• INSTRUCTIONS TO FOLLOW
Restate, word for word, all of the material shown below.
START INPUT ROWS
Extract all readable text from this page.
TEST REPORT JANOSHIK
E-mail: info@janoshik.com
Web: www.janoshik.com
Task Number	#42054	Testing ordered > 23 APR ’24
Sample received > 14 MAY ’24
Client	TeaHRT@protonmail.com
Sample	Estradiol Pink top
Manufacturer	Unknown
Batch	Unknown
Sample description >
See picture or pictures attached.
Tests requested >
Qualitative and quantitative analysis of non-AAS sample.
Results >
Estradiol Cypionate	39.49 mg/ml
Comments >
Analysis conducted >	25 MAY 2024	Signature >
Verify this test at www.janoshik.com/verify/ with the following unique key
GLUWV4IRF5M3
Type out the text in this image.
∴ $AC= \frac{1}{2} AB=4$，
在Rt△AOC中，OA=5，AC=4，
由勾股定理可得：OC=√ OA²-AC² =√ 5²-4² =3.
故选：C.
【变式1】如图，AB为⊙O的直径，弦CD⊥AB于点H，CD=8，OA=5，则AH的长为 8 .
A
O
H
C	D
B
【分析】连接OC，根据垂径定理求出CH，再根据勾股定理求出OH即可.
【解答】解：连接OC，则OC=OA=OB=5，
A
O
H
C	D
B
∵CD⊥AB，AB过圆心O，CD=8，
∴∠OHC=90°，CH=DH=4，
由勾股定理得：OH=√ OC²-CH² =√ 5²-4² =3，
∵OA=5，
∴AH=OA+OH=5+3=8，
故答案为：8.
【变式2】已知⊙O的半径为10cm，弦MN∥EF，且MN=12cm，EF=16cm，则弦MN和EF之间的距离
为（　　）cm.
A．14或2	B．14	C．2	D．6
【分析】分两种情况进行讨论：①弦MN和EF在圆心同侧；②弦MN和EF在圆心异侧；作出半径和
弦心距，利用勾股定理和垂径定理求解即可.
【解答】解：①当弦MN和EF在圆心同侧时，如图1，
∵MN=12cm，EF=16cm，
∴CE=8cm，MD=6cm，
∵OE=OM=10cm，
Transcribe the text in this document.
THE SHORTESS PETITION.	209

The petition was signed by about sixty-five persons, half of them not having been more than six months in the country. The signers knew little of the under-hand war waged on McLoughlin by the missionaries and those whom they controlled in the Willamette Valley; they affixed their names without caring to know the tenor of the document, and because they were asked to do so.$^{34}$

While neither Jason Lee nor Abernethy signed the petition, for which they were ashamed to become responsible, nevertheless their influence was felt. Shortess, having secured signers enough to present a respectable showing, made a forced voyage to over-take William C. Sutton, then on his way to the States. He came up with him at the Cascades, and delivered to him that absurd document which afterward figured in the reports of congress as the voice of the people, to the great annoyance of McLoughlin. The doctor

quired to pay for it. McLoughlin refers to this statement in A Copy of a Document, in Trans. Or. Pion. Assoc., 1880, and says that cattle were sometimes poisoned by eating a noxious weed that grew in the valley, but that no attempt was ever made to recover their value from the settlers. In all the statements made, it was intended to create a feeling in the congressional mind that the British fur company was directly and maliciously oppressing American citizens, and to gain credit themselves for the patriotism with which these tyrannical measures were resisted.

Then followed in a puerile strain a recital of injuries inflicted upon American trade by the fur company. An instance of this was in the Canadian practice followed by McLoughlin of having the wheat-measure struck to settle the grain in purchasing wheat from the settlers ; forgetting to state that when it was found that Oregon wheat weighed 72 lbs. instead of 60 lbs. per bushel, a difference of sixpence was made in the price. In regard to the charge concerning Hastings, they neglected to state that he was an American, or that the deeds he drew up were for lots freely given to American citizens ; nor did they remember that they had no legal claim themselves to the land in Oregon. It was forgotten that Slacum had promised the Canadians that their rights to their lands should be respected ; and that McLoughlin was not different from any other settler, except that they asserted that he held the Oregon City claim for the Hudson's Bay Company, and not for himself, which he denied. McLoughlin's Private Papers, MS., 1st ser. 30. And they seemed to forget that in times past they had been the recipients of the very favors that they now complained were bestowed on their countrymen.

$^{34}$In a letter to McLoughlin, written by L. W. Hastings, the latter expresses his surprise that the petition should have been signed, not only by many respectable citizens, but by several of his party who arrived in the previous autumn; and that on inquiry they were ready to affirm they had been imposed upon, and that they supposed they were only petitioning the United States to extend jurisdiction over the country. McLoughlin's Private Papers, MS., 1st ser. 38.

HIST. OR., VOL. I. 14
END INPUT ROWS
• THE SOLUTION
Extract all readable text from this page.
TEST REPORT JANOSHIK
E-mail: info@janoshik.com
Web: www.janoshik.com
Task Number	#42054	Testing ordered > 23 APR ’24
Sample received > 14 MAY ’24
Client	TeaHRT@protonmail.com
Sample	Estradiol Pink top
Manufacturer	Unknown
Batch	Unknown
Sample description >
See picture or pictures attached.
Tests requested >
Qualitative and quantitative analysis of non-AAS sample.
Results >
Estradiol Cypionate	39.49 mg/ml
Comments >
Analysis conducted >	25 MAY 2024	Signature >
Verify this test at www.janoshik.com/verify/ with the following unique key
GLUWV4IRF5M3
Type out the text in this image.
∴ $AC= \frac{1}{2} AB=4$，
在Rt△AOC中，OA=5，AC=4，
由勾股定理可得：OC=√ OA²-AC² =√ 5²-4² =3.
故选：C.
【变式1】如图，AB为⊙O的直径，弦CD⊥AB于点H，CD=8，OA=5，则AH的长为 8 .
A
O
H
C	D
B
【分析】连接OC，根据垂径定理求出CH，再根据勾股定理求出OH即可.
【解答】解：连接OC，则OC=OA=OB=5，
A
O
H
C	D
B
∵CD⊥AB，AB过圆心O，CD=8，
∴∠OHC=90°，CH=DH=4，
由勾股定理得：OH=√ OC²-CH² =√ 5²-4² =3，
∵OA=5，
∴AH=OA+OH=5+3=8，
故答案为：8.
【变式2】已知⊙O的半径为10cm，弦MN∥EF，且MN=12cm，EF=16cm，则弦MN和EF之间的距离
为（　　）cm.
A．14或2	B．14	C．2	D．6
【分析】分两种情况进行讨论：①弦MN和EF在圆心同侧；②弦MN和EF在圆心异侧；作出半径和
弦心距，利用勾股定理和垂径定理求解即可.
【解答】解：①当弦MN和EF在圆心同侧时，如图1，
∵MN=12cm，EF=16cm，
∴CE=8cm，MD=6cm，
∵OE=OM=10cm，
Transcribe the text in this document.
THE SHORTESS PETITION.	209

The petition was signed by about sixty-five persons, half of them not having been more than six months in the country. The signers knew little of the under-hand war waged on McLoughlin by the missionaries and those whom they controlled in the Willamette Valley; they affixed their names without caring to know the tenor of the document, and because they were asked to do so.$^{34}$

While neither Jason Lee nor Abernethy signed the petition, for which they were ashamed to become responsible, nevertheless their influence was felt. Shortess, having secured signers enough to present a respectable showing, made a forced voyage to over-take William C. Sutton, then on his way to the States. He came up with him at the Cascades, and delivered to him that absurd document which afterward figured in the reports of congress as the voice of the people, to the great annoyance of McLoughlin. The doctor

quired to pay for it. McLoughlin refers to this statement in A Copy of a Document, in Trans. Or. Pion. Assoc., 1880, and says that cattle were sometimes poisoned by eating a noxious weed that grew in the valley, but that no attempt was ever made to recover their value from the settlers. In all the statements made, it was intended to create a feeling in the congressional mind that the British fur company was directly and maliciously oppressing American citizens, and to gain credit themselves for the patriotism with which these tyrannical measures were resisted.

Then followed in a puerile strain a recital of injuries inflicted upon American trade by the fur company. An instance of this was in the Canadian practice followed by McLoughlin of having the wheat-measure struck to settle the grain in purchasing wheat from the settlers ; forgetting to state that when it was found that Oregon wheat weighed 72 lbs. instead of 60 lbs. per bushel, a difference of sixpence was made in the price. In regard to the charge concerning Hastings, they neglected to state that he was an American, or that the deeds he drew up were for lots freely given to American citizens ; nor did they remember that they had no legal claim themselves to the land in Oregon. It was forgotten that Slacum had promised the Canadians that their rights to their lands should be respected ; and that McLoughlin was not different from any other settler, except that they asserted that he held the Oregon City claim for the Hudson's Bay Company, and not for himself, which he denied. McLoughlin's Private Papers, MS., 1st ser. 30. And they seemed to forget that in times past they had been the recipients of the very favors that they now complained were bestowed on their countrymen.

$^{34}$In a letter to McLoughlin, written by L. W. Hastings, the latter expresses his surprise that the petition should have been signed, not only by many respectable citizens, but by several of his party who arrived in the previous autumn; and that on inquiry they were ready to affirm they had been imposed upon, and that they supposed they were only petitioning the United States to extend jurisdiction over the country. McLoughlin's Private Papers, MS., 1st ser. 38.

HIST. OR., VOL. I. 14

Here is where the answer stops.